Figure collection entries
##############################

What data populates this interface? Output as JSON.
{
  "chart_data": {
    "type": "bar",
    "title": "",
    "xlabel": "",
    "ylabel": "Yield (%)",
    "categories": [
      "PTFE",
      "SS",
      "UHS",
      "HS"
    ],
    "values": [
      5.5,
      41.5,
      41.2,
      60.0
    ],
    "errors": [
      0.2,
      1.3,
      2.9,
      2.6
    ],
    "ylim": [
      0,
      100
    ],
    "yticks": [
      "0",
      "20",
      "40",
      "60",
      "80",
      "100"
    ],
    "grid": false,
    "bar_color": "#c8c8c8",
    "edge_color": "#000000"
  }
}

##############################

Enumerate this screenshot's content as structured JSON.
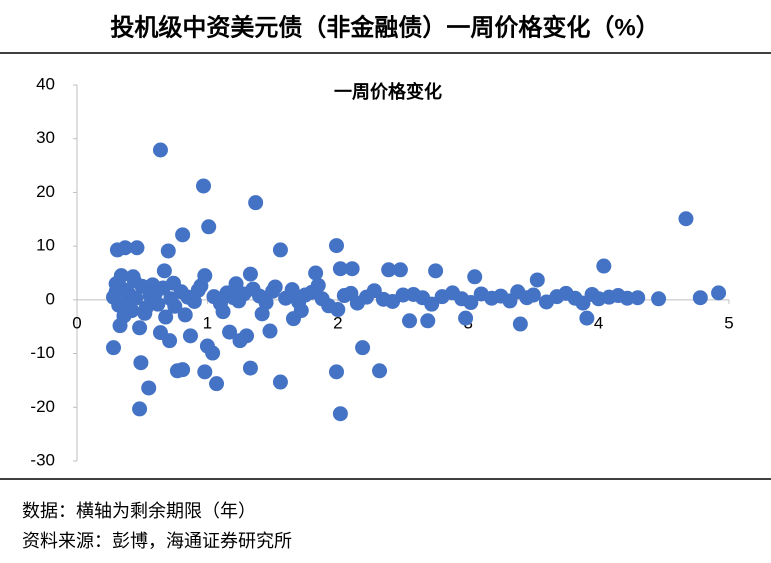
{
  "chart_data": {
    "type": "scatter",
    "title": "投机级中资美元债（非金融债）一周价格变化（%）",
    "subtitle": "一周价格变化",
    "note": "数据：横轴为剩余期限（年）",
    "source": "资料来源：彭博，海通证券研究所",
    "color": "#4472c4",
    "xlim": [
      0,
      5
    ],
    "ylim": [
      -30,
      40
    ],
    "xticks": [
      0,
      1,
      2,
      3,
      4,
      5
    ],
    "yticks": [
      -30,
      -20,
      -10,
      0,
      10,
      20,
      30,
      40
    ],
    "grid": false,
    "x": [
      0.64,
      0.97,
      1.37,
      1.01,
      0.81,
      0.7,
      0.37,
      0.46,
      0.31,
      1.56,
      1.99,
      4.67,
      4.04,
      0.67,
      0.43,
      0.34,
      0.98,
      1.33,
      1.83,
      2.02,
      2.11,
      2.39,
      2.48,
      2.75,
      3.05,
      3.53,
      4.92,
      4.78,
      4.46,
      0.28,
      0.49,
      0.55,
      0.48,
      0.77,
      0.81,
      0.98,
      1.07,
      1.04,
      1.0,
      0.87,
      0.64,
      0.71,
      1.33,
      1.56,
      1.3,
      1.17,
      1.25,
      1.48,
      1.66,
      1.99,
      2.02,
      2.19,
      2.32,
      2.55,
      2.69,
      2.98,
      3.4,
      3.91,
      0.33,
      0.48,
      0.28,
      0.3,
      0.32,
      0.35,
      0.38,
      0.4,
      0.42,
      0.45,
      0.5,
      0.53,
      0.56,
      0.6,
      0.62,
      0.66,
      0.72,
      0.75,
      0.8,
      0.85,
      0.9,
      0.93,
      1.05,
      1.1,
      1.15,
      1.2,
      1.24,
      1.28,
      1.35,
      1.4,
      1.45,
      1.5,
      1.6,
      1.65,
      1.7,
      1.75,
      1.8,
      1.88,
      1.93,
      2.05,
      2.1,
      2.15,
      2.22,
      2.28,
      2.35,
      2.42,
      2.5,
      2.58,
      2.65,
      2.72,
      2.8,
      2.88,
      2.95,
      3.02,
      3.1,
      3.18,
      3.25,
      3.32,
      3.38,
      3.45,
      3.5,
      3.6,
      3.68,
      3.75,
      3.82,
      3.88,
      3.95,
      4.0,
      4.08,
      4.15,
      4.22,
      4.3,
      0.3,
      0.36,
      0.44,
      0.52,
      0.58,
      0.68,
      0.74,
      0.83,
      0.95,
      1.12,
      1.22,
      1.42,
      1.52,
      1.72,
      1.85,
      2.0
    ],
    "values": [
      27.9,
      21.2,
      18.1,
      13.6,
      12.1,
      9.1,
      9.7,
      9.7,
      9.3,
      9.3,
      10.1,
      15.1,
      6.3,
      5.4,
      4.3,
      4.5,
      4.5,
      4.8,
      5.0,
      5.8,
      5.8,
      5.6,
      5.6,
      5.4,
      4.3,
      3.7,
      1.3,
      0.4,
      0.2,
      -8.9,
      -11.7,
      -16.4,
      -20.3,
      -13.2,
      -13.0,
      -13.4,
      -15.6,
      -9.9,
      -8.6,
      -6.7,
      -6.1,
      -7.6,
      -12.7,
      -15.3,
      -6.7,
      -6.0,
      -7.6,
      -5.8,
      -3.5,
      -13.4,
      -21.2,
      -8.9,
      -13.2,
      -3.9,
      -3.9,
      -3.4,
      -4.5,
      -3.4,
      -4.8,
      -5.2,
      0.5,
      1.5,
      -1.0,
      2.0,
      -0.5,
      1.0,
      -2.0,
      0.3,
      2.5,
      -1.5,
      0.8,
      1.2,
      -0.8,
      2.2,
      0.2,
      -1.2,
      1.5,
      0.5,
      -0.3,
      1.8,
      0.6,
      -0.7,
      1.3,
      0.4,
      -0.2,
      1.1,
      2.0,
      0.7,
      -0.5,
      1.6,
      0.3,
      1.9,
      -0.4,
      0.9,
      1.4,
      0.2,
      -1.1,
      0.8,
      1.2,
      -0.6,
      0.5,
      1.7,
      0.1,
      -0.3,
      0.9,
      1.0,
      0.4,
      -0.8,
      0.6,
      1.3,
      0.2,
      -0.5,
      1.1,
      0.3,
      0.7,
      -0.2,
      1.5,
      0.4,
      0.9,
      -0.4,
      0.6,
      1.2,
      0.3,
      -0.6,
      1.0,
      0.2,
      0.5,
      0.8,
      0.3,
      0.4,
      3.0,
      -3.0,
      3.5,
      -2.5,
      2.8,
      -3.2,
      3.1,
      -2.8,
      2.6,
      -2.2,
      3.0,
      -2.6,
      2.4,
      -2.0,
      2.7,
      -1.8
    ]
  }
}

##############################

• **Direction**
Gather each line of the records holding the string "一周价格变化".

• **Full response**
    "title": "投机级中资美元债（非金融债）一周价格变化（%）",
    "subtitle": "一周价格变化",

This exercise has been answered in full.